┌────────
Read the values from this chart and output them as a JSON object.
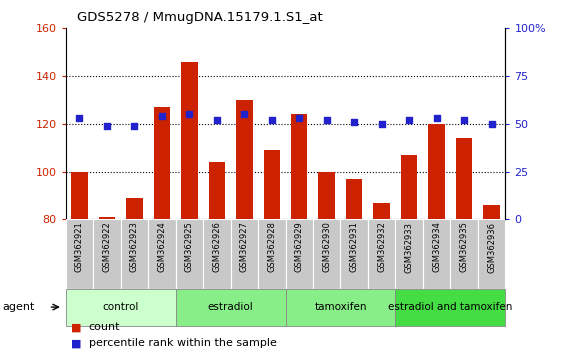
{
  "title": "GDS5278 / MmugDNA.15179.1.S1_at",
  "samples": [
    "GSM362921",
    "GSM362922",
    "GSM362923",
    "GSM362924",
    "GSM362925",
    "GSM362926",
    "GSM362927",
    "GSM362928",
    "GSM362929",
    "GSM362930",
    "GSM362931",
    "GSM362932",
    "GSM362933",
    "GSM362934",
    "GSM362935",
    "GSM362936"
  ],
  "counts": [
    100,
    81,
    89,
    127,
    146,
    104,
    130,
    109,
    124,
    100,
    97,
    87,
    107,
    120,
    114,
    86
  ],
  "percentile_ranks": [
    53,
    49,
    49,
    54,
    55,
    52,
    55,
    52,
    53,
    52,
    51,
    50,
    52,
    53,
    52,
    50
  ],
  "groups": [
    {
      "label": "control",
      "start": 0,
      "end": 4,
      "color": "#ccffcc"
    },
    {
      "label": "estradiol",
      "start": 4,
      "end": 8,
      "color": "#88ee88"
    },
    {
      "label": "tamoxifen",
      "start": 8,
      "end": 12,
      "color": "#88ee88"
    },
    {
      "label": "estradiol and tamoxifen",
      "start": 12,
      "end": 16,
      "color": "#44dd44"
    }
  ],
  "ylim_left": [
    80,
    160
  ],
  "ylim_right": [
    0,
    100
  ],
  "yticks_left": [
    80,
    100,
    120,
    140,
    160
  ],
  "yticks_right": [
    0,
    25,
    50,
    75,
    100
  ],
  "bar_color": "#cc2200",
  "dot_color": "#2222cc",
  "bar_width": 0.6,
  "bar_baseline": 80,
  "label_box_color": "#c8c8c8",
  "agent_label": "agent",
  "legend_count": "count",
  "legend_percentile": "percentile rank within the sample"
}
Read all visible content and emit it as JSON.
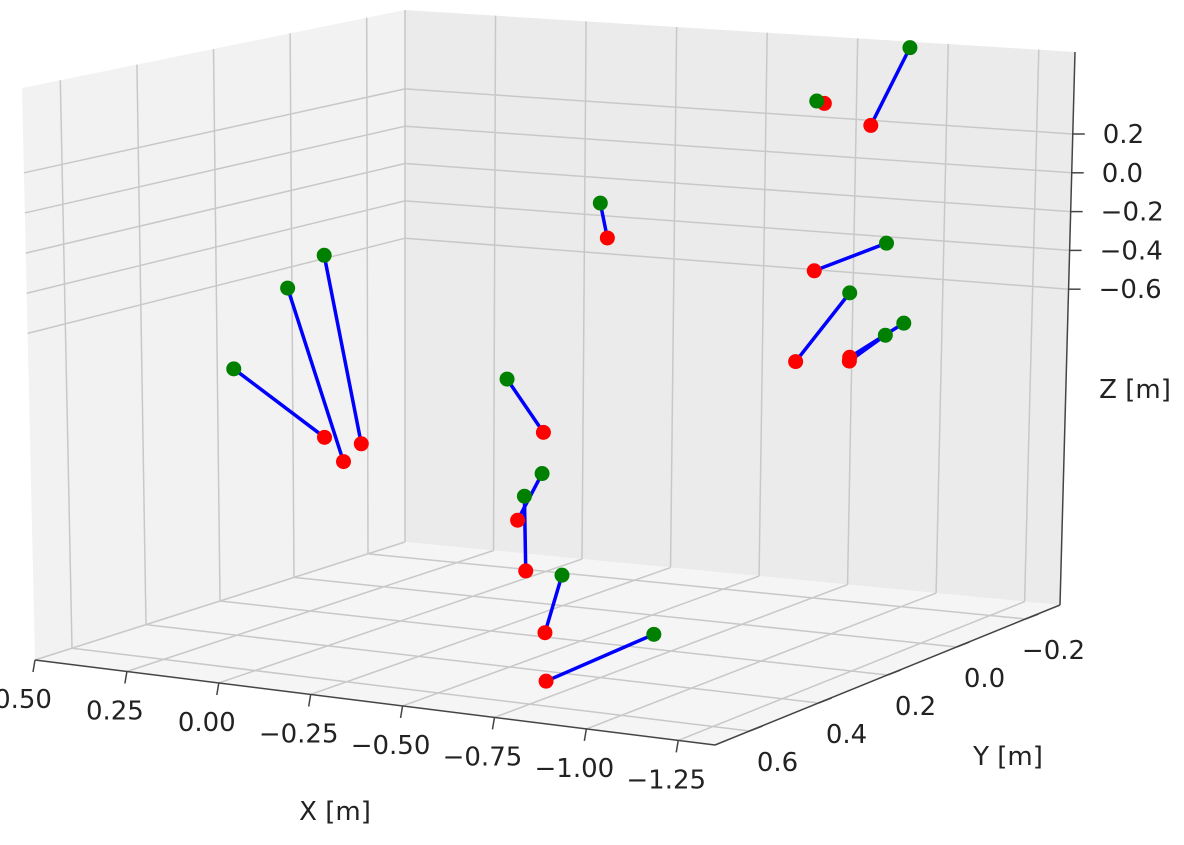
{
  "chart_data": {
    "type": "scatter",
    "projection": "3d",
    "title": "",
    "xlabel": "X  [m]",
    "ylabel": "Y  [m]",
    "zlabel": "Z  [m]",
    "x_ticks": [
      "0.50",
      "0.25",
      "0.00",
      "−0.25",
      "−0.50",
      "−0.75",
      "−1.00",
      "−1.25"
    ],
    "y_ticks": [
      "−0.2",
      "0.0",
      "0.2",
      "0.4",
      "0.6"
    ],
    "z_ticks": [
      "0.2",
      "0.0",
      "−0.2",
      "−0.4",
      "−0.6"
    ],
    "grid": true,
    "series": [
      {
        "color": "#008000",
        "marker": "o"
      },
      {
        "color": "#ff0000",
        "marker": "o"
      },
      {
        "color": "#0000ff",
        "marker": "line"
      }
    ],
    "pairs": [
      {
        "green": [
          -1.0,
          -0.2,
          0.35
        ],
        "red": [
          -1.0,
          -0.1,
          0.22
        ]
      },
      {
        "green": [
          -0.85,
          -0.1,
          0.26
        ],
        "red": [
          -0.85,
          -0.12,
          0.25
        ]
      },
      {
        "green": [
          -1.15,
          0.0,
          0.02
        ],
        "red": [
          -0.95,
          0.0,
          -0.05
        ]
      },
      {
        "green": [
          -1.1,
          0.05,
          -0.07
        ],
        "red": [
          -0.95,
          0.05,
          -0.22
        ]
      },
      {
        "green": [
          -1.25,
          0.05,
          -0.12
        ],
        "red": [
          -1.1,
          0.05,
          -0.2
        ]
      },
      {
        "green": [
          -1.25,
          0.1,
          -0.13
        ],
        "red": [
          -1.15,
          0.1,
          -0.19
        ]
      },
      {
        "green": [
          -0.2,
          -0.15,
          0.0
        ],
        "red": [
          -0.22,
          -0.15,
          -0.07
        ]
      },
      {
        "green": [
          0.2,
          0.2,
          -0.06
        ],
        "red": [
          0.0,
          0.3,
          -0.4
        ]
      },
      {
        "green": [
          0.25,
          0.25,
          -0.12
        ],
        "red": [
          0.05,
          0.3,
          -0.44
        ]
      },
      {
        "green": [
          0.35,
          0.3,
          -0.28
        ],
        "red": [
          0.05,
          0.35,
          -0.38
        ]
      },
      {
        "green": [
          -0.2,
          0.1,
          -0.3
        ],
        "red": [
          -0.3,
          0.1,
          -0.4
        ]
      },
      {
        "green": [
          -0.55,
          0.35,
          -0.4
        ],
        "red": [
          -0.48,
          0.35,
          -0.5
        ]
      },
      {
        "green": [
          -0.5,
          0.35,
          -0.45
        ],
        "red": [
          -0.5,
          0.35,
          -0.6
        ]
      },
      {
        "green": [
          -0.6,
          0.35,
          -0.6
        ],
        "red": [
          -0.55,
          0.35,
          -0.72
        ]
      },
      {
        "green": [
          -0.9,
          0.4,
          -0.68
        ],
        "red": [
          -0.6,
          0.4,
          -0.8
        ]
      }
    ]
  }
}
└────────
=== Set task ===
Each line above that includes "title" should be shown.

=== Result for this task ===
  "title": "GDS5278 / MmugDNA.15179.1.S1_at",
    "title": "",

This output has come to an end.